### WRITTEN PROBLEM
Extract each line where the string "they" shows up.

### MATERIAL SHOWN
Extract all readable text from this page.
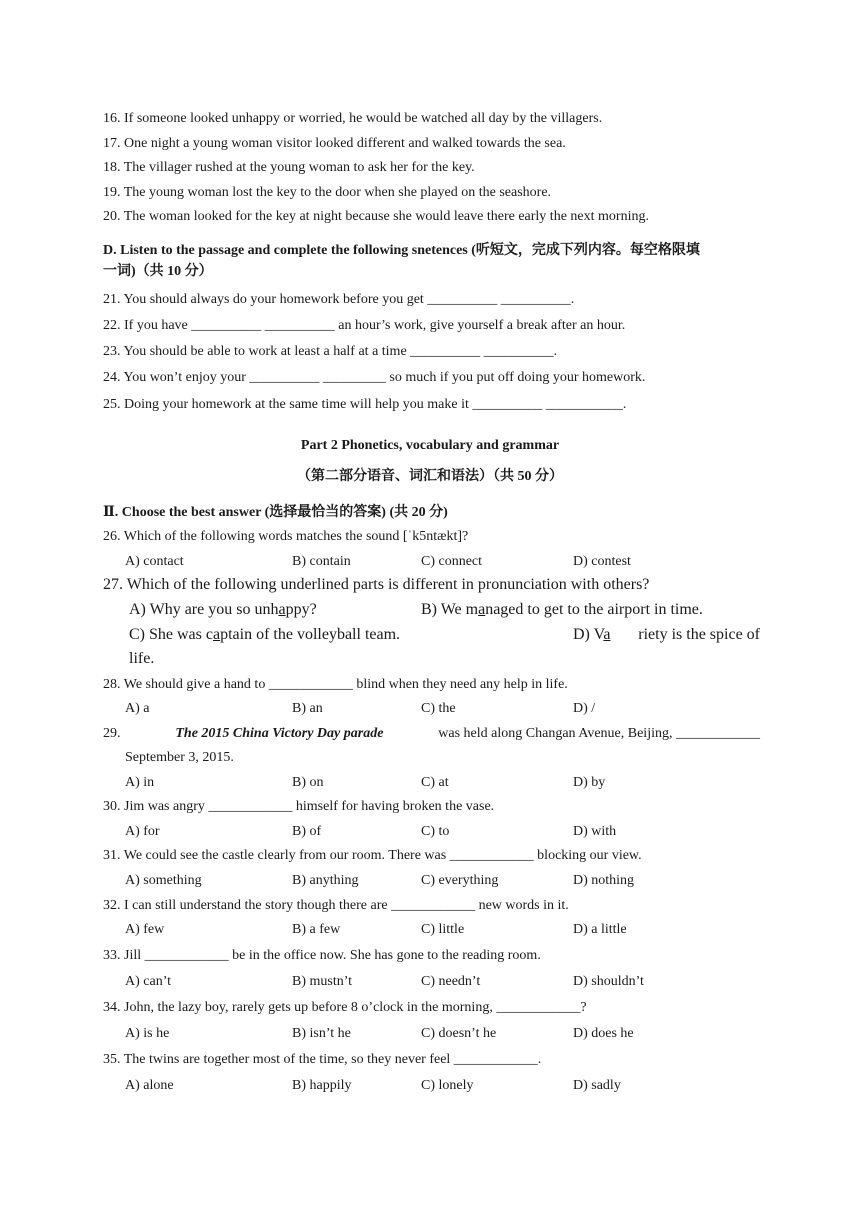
16. If someone looked unhappy or worried, he would be watched all day by the villagers.
17. One night a young woman visitor looked different and walked towards the sea.
18. The villager rushed at the young woman to ask her for the key.
19. The young woman lost the key to the door when she played on the seashore.
20. The woman looked for the key at night because she would leave there early the next morning.
D. Listen to the passage and complete the following snetences (听短文，完成下列内容。每空格限填
一词)（共 10 分）
21. You should always do your homework before you get __________ __________.
22. If you have __________ __________ an hour’s work, give yourself a break after an hour.
23. You should be able to work at least a half at a time __________ __________.
24. You won’t enjoy your __________ _________ so much if you put off doing your homework.
25. Doing your homework at the same time will help you make it __________ ___________.
Part 2 Phonetics, vocabulary and grammar
（第二部分语音、词汇和语法）（共 50 分）
Ⅱ. Choose the best answer (选择最恰当的答案) (共 20 分)
26. Which of the following words matches the sound [ˈk5ntækt]?
A) contact	B) contain	C) connect	D) contest
27. Which of the following underlined parts is different in pronunciation with others?
A) Why are you so unhappy?	B) We managed to get to the airport in time.
C) She was captain of the volleyball team.	D) Va riety is the spice of
life.
28. We should give a hand to ____________ blind when they need any help in life.
A) a	B) an	C) the	D) /
29.	The 2015 China Victory Day parade	was held along Changan Avenue, Beijing, ____________
September 3, 2015.
A) in	B) on	C) at	D) by
30. Jim was angry ____________ himself for having broken the vase.
A) for	B) of	C) to	D) with
31. We could see the castle clearly from our room. There was ____________ blocking our view.
A) something	B) anything	C) everything	D) nothing
32. I can still understand the story though there are ____________ new words in it.
A) few	B) a few	C) little	D) a little
33. Jill ____________ be in the office now. She has gone to the reading room.
A) can’t	B) mustn’t	C) needn’t	D) shouldn’t
34. John, the lazy boy, rarely gets up before 8 o’clock in the morning, ____________?
A) is he	B) isn’t he	C) doesn’t he	D) does he
35. The twins are together most of the time, so they never feel ____________.
A) alone	B) happily	C) lonely	D) sadly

### PROBLEM SOLUTION
28. We should give a hand to ____________ blind when they need any help in life.
35. The twins are together most of the time, so they never feel ____________.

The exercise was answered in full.